- _Problem_
Leave the pictures out and print every record below exactly as it stands.

- _Input rows_
BEGIN
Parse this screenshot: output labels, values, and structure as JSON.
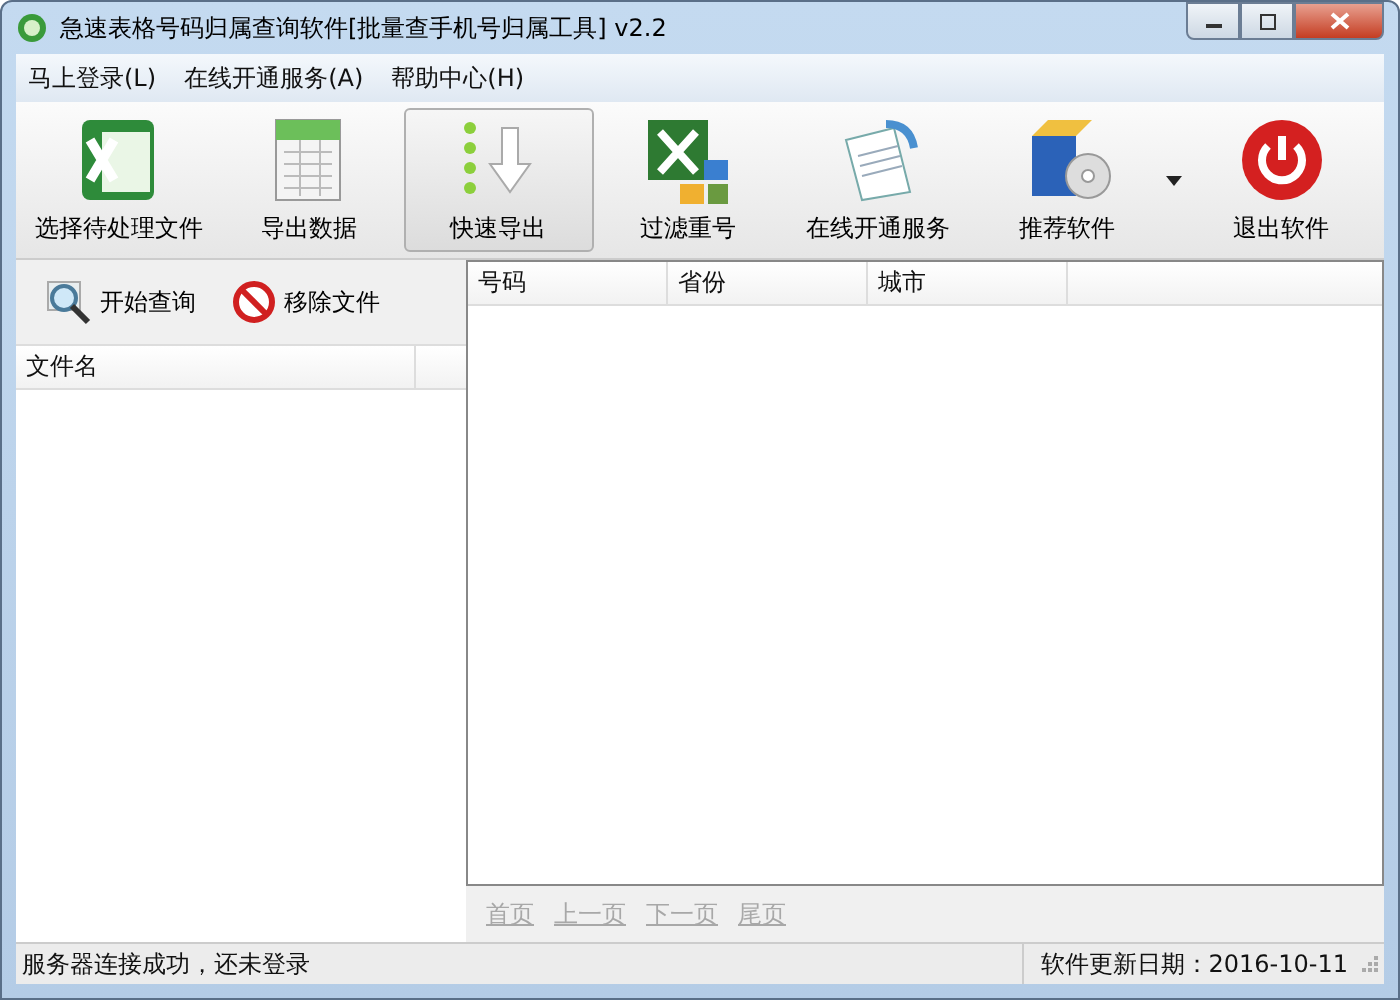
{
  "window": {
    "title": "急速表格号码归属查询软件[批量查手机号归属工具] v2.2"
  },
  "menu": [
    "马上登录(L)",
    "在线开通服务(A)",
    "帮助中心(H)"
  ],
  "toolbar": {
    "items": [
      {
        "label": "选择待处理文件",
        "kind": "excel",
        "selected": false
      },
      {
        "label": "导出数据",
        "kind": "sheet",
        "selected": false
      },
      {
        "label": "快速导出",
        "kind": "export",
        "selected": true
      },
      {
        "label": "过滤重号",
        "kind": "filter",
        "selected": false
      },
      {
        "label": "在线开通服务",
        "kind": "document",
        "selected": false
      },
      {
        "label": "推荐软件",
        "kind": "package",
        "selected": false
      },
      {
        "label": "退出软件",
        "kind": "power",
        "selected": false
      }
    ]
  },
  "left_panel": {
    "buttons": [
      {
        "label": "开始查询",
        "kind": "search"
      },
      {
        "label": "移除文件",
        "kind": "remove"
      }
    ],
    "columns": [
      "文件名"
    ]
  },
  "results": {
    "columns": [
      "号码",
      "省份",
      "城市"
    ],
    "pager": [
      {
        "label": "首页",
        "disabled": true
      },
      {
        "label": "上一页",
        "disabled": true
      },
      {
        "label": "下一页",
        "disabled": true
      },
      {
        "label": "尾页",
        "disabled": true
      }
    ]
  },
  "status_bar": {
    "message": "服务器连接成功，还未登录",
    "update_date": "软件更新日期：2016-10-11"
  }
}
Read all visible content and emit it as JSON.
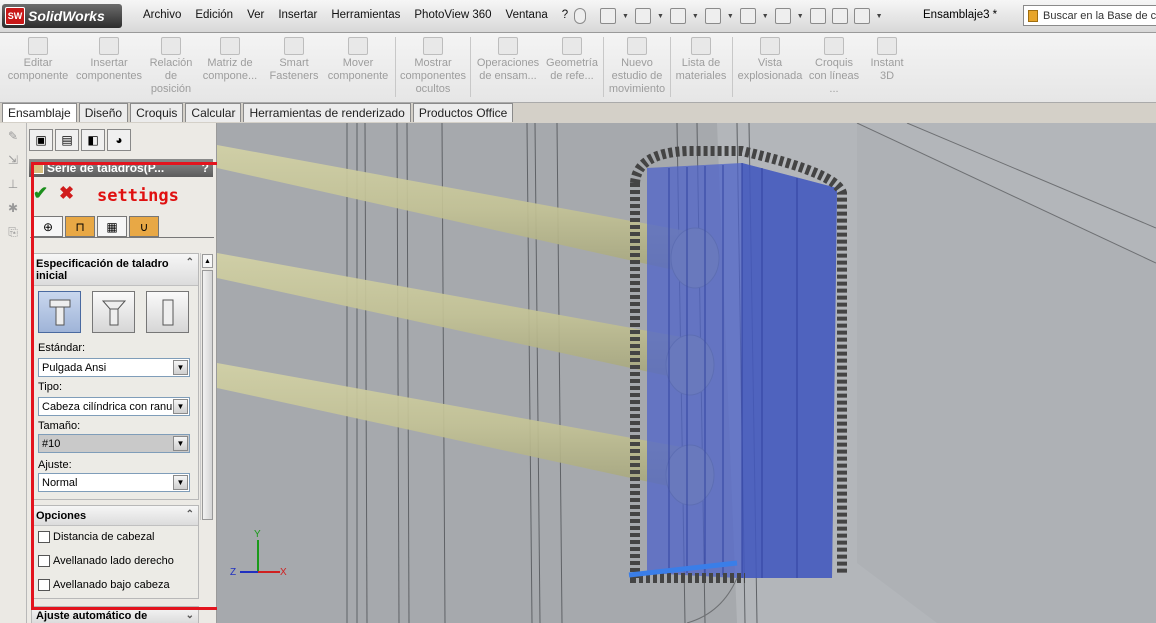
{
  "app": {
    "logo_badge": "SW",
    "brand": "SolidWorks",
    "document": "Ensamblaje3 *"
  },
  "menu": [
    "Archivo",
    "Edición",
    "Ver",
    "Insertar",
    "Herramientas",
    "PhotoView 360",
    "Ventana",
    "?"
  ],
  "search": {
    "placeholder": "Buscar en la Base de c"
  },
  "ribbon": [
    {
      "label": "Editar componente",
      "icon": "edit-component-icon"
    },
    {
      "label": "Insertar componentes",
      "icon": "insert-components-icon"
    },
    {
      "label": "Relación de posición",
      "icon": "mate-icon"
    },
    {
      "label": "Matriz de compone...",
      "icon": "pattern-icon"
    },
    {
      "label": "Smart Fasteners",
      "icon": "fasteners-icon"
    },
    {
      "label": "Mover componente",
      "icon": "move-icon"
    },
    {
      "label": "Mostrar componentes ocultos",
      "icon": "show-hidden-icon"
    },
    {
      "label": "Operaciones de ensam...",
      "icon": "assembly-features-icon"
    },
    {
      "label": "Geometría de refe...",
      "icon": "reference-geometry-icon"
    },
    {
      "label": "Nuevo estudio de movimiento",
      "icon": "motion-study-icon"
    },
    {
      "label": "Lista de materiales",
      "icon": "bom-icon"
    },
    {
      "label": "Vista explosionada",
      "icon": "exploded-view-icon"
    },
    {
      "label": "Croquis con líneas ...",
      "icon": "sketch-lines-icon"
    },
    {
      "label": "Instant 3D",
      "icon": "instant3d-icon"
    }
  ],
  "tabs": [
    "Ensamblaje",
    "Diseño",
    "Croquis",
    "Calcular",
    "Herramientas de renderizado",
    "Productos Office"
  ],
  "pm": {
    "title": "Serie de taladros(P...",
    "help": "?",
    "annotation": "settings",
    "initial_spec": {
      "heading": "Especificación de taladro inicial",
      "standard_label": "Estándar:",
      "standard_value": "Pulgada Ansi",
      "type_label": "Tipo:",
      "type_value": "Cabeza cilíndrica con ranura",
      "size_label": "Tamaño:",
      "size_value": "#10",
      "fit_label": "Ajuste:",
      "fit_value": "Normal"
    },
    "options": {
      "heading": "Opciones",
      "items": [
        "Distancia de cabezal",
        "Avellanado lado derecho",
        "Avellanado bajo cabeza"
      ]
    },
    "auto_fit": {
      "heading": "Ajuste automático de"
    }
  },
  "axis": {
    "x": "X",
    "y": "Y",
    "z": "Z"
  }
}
END
- _Correct response_
Parse this screenshot: output labels, values, and structure as JSON.
{
  "window": {
    "title": "急速表格号码归属查询软件[批量查手机号归属工具] v2.2"
  },
  "menu": [
    "马上登录(L)",
    "在线开通服务(A)",
    "帮助中心(H)"
  ],
  "toolbar": {
    "items": [
      {
        "label": "选择待处理文件",
        "kind": "excel",
        "selected": false
      },
      {
        "label": "导出数据",
        "kind": "sheet",
        "selected": false
      },
      {
        "label": "快速导出",
        "kind": "export",
        "selected": true
      },
      {
        "label": "过滤重号",
        "kind": "filter",
        "selected": false
      },
      {
        "label": "在线开通服务",
        "kind": "document",
        "selected": false
      },
      {
        "label": "推荐软件",
        "kind": "package",
        "selected": false
      },
      {
        "label": "退出软件",
        "kind": "power",
        "selected": false
      }
    ]
  },
  "left_panel": {
    "buttons": [
      {
        "label": "开始查询",
        "kind": "search"
      },
      {
        "label": "移除文件",
        "kind": "remove"
      }
    ],
    "columns": [
      "文件名"
    ]
  },
  "results": {
    "columns": [
      "号码",
      "省份",
      "城市"
    ],
    "pager": [
      {
        "label": "首页",
        "disabled": true
      },
      {
        "label": "上一页",
        "disabled": true
      },
      {
        "label": "下一页",
        "disabled": true
      },
      {
        "label": "尾页",
        "disabled": true
      }
    ]
  },
  "status_bar": {
    "message": "服务器连接成功，还未登录",
    "update_date": "软件更新日期：2016-10-11"
  }
}
Read all visible content and emit it as JSON.
{
  "app": {
    "logo_badge": "SW",
    "brand": "SolidWorks",
    "document": "Ensamblaje3 *"
  },
  "menu": [
    "Archivo",
    "Edición",
    "Ver",
    "Insertar",
    "Herramientas",
    "PhotoView 360",
    "Ventana",
    "?"
  ],
  "search": {
    "placeholder": "Buscar en la Base de c"
  },
  "ribbon": [
    {
      "label": "Editar componente",
      "icon": "edit-component-icon"
    },
    {
      "label": "Insertar componentes",
      "icon": "insert-components-icon"
    },
    {
      "label": "Relación de posición",
      "icon": "mate-icon"
    },
    {
      "label": "Matriz de compone...",
      "icon": "pattern-icon"
    },
    {
      "label": "Smart Fasteners",
      "icon": "fasteners-icon"
    },
    {
      "label": "Mover componente",
      "icon": "move-icon"
    },
    {
      "label": "Mostrar componentes ocultos",
      "icon": "show-hidden-icon"
    },
    {
      "label": "Operaciones de ensam...",
      "icon": "assembly-features-icon"
    },
    {
      "label": "Geometría de refe...",
      "icon": "reference-geometry-icon"
    },
    {
      "label": "Nuevo estudio de movimiento",
      "icon": "motion-study-icon"
    },
    {
      "label": "Lista de materiales",
      "icon": "bom-icon"
    },
    {
      "label": "Vista explosionada",
      "icon": "exploded-view-icon"
    },
    {
      "label": "Croquis con líneas ...",
      "icon": "sketch-lines-icon"
    },
    {
      "label": "Instant 3D",
      "icon": "instant3d-icon"
    }
  ],
  "tabs": [
    "Ensamblaje",
    "Diseño",
    "Croquis",
    "Calcular",
    "Herramientas de renderizado",
    "Productos Office"
  ],
  "pm": {
    "title": "Serie de taladros(P...",
    "help": "?",
    "annotation": "settings",
    "initial_spec": {
      "heading": "Especificación de taladro inicial",
      "standard_label": "Estándar:",
      "standard_value": "Pulgada Ansi",
      "type_label": "Tipo:",
      "type_value": "Cabeza cilíndrica con ranura",
      "size_label": "Tamaño:",
      "size_value": "#10",
      "fit_label": "Ajuste:",
      "fit_value": "Normal"
    },
    "options": {
      "heading": "Opciones",
      "items": [
        "Distancia de cabezal",
        "Avellanado lado derecho",
        "Avellanado bajo cabeza"
      ]
    },
    "auto_fit": {
      "heading": "Ajuste automático de"
    }
  },
  "axis": {
    "x": "X",
    "y": "Y",
    "z": "Z"
  }
}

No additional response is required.